»»

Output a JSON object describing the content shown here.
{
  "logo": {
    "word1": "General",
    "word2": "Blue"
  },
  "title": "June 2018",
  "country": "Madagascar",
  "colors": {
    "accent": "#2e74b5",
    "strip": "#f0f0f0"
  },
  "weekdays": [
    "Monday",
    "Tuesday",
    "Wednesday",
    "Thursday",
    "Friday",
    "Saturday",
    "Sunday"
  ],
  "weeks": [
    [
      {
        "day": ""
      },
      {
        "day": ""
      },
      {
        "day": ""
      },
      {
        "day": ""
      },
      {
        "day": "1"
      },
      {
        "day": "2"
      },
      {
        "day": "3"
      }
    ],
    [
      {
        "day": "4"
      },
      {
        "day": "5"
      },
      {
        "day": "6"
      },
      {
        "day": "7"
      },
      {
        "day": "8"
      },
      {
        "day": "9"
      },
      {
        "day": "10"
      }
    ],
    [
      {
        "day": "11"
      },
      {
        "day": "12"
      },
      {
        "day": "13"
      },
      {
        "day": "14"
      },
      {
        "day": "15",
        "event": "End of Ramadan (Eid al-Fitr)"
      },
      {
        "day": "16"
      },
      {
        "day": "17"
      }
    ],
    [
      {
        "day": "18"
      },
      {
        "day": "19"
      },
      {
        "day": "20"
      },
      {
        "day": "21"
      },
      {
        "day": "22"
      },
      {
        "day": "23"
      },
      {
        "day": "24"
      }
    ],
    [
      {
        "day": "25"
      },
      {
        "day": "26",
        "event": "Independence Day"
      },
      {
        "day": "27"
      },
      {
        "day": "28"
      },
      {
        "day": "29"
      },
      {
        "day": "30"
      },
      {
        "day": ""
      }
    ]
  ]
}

««

Work out how many lines in the entries hold the string "event". Your answer should consist solely of that number.

### Exercise answer
2